Part of a data file:
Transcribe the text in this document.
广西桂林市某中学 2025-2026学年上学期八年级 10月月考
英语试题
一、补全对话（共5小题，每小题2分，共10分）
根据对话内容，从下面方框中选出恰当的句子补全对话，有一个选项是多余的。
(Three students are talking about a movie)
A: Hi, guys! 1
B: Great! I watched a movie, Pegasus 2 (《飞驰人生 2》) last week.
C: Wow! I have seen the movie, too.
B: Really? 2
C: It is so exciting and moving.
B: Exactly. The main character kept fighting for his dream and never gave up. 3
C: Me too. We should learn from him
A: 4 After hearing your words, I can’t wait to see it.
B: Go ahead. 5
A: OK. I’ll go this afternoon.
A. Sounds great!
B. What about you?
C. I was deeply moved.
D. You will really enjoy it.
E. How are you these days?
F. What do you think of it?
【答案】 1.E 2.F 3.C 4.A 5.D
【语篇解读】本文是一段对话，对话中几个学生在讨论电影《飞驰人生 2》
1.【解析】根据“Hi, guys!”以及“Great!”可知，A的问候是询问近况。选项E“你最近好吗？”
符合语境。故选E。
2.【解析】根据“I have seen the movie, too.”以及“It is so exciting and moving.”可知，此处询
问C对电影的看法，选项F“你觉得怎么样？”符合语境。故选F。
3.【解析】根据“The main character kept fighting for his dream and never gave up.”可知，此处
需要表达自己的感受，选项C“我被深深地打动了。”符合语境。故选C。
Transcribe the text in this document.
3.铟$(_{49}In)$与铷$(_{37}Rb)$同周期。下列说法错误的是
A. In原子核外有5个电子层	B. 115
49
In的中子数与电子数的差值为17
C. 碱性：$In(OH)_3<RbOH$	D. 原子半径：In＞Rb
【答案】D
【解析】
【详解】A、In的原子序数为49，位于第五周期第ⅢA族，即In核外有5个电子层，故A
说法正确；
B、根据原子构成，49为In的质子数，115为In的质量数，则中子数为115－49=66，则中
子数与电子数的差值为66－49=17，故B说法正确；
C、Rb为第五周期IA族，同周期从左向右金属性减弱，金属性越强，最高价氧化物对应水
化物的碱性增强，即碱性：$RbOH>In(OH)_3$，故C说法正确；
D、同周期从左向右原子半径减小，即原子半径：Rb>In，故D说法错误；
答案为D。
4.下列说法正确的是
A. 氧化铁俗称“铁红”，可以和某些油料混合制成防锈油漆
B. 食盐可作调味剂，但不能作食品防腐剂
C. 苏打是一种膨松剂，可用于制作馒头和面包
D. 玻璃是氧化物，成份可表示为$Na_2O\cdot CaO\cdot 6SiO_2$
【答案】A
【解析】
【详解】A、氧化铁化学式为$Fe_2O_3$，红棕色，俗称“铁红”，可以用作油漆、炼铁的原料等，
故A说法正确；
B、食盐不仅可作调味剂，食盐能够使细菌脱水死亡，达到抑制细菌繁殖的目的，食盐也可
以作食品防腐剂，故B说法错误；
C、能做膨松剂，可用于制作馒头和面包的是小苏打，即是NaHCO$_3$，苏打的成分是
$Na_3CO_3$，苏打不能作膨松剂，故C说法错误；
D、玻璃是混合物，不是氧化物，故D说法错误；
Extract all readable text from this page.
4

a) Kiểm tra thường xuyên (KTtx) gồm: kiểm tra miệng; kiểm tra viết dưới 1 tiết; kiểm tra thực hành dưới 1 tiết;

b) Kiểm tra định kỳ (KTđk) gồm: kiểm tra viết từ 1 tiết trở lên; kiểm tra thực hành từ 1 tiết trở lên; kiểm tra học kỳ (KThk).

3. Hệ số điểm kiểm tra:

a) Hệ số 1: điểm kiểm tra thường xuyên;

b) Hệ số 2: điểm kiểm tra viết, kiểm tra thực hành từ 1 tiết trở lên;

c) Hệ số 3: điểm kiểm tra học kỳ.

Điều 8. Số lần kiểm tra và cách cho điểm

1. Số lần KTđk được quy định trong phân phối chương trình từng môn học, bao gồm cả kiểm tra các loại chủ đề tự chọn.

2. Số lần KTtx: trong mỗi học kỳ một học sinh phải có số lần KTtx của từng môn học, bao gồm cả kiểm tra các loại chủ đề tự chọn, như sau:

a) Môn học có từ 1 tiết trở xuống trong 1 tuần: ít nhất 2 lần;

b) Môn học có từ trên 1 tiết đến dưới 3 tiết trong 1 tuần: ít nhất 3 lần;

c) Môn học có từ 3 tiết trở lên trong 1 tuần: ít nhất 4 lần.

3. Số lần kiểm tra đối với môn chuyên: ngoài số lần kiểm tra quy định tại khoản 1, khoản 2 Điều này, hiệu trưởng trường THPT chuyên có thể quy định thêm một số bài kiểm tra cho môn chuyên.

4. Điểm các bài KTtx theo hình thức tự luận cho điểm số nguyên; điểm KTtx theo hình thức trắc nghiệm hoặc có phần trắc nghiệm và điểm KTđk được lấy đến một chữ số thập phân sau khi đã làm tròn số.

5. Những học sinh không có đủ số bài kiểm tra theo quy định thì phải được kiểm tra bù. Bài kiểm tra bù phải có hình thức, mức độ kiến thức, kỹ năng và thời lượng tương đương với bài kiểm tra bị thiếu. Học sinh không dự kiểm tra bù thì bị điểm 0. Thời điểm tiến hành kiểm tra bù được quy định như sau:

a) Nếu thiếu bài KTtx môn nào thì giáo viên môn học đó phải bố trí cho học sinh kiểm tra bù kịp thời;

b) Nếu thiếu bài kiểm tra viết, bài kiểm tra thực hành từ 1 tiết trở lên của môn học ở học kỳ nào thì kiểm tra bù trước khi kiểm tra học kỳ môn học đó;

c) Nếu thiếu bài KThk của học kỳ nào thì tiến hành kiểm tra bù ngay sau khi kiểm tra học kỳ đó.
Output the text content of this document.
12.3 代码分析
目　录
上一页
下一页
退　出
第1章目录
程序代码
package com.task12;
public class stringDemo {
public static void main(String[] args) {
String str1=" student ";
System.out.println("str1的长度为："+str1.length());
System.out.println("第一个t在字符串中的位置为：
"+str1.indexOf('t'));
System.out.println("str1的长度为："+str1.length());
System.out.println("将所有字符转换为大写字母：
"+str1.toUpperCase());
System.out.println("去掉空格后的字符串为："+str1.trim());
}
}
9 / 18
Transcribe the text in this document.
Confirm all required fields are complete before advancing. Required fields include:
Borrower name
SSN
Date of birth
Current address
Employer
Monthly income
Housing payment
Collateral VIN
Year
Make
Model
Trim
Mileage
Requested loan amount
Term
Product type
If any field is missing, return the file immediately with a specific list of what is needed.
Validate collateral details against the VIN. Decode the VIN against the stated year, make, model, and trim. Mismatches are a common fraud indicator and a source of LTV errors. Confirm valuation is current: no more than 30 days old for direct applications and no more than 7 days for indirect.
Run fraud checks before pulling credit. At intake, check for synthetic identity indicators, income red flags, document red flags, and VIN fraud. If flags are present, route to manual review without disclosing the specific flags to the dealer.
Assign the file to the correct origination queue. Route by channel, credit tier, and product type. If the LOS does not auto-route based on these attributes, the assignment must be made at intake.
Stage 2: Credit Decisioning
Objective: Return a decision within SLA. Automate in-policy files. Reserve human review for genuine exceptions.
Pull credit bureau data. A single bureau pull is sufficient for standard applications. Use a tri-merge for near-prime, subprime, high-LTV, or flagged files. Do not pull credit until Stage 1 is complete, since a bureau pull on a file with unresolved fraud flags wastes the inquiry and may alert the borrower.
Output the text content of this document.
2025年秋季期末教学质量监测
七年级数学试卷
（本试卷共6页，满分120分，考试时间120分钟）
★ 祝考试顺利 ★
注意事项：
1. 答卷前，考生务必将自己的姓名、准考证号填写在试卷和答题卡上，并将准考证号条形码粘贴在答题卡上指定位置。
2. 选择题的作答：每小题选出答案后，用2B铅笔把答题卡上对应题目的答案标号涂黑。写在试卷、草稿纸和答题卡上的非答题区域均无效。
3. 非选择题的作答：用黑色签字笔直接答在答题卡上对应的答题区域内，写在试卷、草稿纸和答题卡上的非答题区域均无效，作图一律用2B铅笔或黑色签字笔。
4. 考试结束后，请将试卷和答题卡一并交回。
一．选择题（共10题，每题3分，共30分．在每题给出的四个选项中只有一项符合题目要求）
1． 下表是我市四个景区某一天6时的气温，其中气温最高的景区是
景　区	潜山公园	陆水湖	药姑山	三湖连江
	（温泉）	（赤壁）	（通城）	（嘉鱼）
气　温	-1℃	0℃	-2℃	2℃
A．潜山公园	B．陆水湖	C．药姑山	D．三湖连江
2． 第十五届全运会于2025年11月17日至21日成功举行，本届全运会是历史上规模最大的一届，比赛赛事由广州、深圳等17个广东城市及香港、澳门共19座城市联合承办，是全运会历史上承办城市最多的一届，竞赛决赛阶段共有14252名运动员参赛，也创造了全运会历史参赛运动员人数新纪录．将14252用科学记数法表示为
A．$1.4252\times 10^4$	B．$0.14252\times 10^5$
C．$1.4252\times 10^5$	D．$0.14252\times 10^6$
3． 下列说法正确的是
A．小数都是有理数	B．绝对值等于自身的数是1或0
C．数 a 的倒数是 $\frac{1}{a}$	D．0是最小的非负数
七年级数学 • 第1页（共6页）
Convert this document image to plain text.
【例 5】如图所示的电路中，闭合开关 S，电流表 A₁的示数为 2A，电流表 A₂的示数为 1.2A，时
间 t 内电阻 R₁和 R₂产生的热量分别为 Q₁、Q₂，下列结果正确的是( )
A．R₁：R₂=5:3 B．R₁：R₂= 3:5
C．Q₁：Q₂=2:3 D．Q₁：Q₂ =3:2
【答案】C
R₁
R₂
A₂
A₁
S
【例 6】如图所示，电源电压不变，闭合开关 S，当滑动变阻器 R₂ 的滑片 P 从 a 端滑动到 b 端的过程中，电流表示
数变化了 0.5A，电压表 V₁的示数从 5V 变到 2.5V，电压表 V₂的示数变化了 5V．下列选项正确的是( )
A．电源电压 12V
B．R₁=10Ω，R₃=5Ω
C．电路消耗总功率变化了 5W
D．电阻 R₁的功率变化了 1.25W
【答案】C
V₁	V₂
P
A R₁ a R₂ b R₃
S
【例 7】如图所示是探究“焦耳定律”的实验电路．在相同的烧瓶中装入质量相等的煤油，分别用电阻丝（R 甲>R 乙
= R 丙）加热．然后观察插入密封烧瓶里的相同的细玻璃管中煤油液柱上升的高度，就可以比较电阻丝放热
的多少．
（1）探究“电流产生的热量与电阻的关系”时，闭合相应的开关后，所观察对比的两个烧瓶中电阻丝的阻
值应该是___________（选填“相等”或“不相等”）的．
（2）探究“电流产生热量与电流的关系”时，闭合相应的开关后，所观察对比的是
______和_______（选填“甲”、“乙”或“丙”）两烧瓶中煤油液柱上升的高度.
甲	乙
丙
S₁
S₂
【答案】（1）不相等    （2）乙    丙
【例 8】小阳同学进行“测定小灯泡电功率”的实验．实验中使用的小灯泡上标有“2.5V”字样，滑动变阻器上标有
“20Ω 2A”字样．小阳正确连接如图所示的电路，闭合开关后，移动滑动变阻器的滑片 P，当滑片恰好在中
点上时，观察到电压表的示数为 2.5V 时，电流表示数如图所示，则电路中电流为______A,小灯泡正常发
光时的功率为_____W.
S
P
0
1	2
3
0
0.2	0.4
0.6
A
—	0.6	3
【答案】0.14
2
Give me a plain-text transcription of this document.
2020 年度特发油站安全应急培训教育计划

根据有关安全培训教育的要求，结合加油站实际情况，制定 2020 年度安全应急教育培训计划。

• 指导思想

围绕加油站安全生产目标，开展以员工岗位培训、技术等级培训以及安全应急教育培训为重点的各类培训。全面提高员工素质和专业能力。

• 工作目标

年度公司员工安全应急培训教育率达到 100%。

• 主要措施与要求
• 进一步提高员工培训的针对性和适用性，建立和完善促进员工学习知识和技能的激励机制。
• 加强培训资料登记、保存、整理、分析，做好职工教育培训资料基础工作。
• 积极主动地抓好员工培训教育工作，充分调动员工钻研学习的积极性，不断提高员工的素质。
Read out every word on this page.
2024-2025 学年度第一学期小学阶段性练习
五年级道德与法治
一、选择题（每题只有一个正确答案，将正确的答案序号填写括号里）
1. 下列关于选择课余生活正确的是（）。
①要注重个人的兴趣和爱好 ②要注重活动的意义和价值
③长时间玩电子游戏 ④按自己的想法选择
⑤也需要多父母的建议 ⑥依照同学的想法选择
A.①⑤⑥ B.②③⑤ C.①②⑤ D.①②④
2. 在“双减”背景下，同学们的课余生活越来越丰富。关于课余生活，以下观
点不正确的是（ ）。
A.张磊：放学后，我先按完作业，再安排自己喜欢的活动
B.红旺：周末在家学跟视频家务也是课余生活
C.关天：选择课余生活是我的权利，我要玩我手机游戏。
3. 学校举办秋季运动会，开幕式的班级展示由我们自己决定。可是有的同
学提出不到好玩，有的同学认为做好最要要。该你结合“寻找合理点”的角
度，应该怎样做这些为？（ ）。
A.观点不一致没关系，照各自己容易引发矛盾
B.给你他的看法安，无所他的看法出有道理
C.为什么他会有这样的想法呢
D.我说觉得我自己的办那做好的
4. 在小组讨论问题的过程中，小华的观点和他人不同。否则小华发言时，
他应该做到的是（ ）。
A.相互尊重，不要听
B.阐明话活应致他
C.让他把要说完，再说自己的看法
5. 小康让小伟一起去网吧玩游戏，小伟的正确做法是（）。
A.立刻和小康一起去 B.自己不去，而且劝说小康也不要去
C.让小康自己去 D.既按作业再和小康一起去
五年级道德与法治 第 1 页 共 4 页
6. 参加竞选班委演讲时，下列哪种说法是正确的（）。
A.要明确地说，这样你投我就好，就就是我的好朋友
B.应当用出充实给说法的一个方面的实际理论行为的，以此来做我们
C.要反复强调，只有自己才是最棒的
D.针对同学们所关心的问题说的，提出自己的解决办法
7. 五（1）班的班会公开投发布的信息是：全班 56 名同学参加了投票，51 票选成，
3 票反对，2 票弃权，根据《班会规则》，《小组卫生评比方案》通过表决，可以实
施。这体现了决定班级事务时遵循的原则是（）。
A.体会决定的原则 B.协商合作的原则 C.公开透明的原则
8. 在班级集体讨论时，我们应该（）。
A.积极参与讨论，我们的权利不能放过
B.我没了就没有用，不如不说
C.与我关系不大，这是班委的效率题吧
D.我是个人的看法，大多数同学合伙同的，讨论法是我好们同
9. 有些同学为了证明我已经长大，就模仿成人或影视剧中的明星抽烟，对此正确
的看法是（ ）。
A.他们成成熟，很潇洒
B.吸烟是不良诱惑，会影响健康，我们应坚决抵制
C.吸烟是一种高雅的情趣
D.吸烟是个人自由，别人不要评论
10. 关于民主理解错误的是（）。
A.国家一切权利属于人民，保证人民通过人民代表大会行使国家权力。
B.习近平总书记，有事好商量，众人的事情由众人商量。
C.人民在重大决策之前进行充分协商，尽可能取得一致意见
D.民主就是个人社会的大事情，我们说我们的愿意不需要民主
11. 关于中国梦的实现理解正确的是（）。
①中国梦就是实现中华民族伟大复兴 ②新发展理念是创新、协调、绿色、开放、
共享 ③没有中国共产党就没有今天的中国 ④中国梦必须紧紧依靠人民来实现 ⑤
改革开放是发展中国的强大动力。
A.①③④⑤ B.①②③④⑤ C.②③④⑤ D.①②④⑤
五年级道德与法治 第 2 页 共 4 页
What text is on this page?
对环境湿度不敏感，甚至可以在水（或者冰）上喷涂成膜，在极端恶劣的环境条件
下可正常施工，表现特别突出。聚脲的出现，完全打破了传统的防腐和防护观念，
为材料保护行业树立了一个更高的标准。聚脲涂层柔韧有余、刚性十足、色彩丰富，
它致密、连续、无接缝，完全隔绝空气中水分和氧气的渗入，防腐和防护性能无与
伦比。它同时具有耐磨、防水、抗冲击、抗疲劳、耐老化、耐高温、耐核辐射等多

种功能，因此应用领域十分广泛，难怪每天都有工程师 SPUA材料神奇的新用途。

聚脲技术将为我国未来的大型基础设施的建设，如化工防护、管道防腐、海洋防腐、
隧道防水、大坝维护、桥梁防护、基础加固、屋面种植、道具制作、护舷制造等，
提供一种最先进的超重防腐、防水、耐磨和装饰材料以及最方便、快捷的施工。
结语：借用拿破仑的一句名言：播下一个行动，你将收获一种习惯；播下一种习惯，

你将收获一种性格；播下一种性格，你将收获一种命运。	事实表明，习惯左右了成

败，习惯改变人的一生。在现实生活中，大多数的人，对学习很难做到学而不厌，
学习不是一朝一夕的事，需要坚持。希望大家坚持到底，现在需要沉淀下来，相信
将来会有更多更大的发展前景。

▶ **Problem description**:
Copy whichever lines in the listing above contain the word "flags".

▶ **Solution to this exercise**:
Run fraud checks before pulling credit. At intake, check for synthetic identity indicators, income red flags, document red flags, and VIN fraud. If flags are present, route to manual review without disclosing the specific flags to the dealer.
Pull credit bureau data. A single bureau pull is sufficient for standard applications. Use a tri-merge for near-prime, subprime, high-LTV, or flagged files. Do not pull credit until Stage 1 is complete, since a bureau pull on a file with unresolved fraud flags wastes the inquiry and may alert the borrower.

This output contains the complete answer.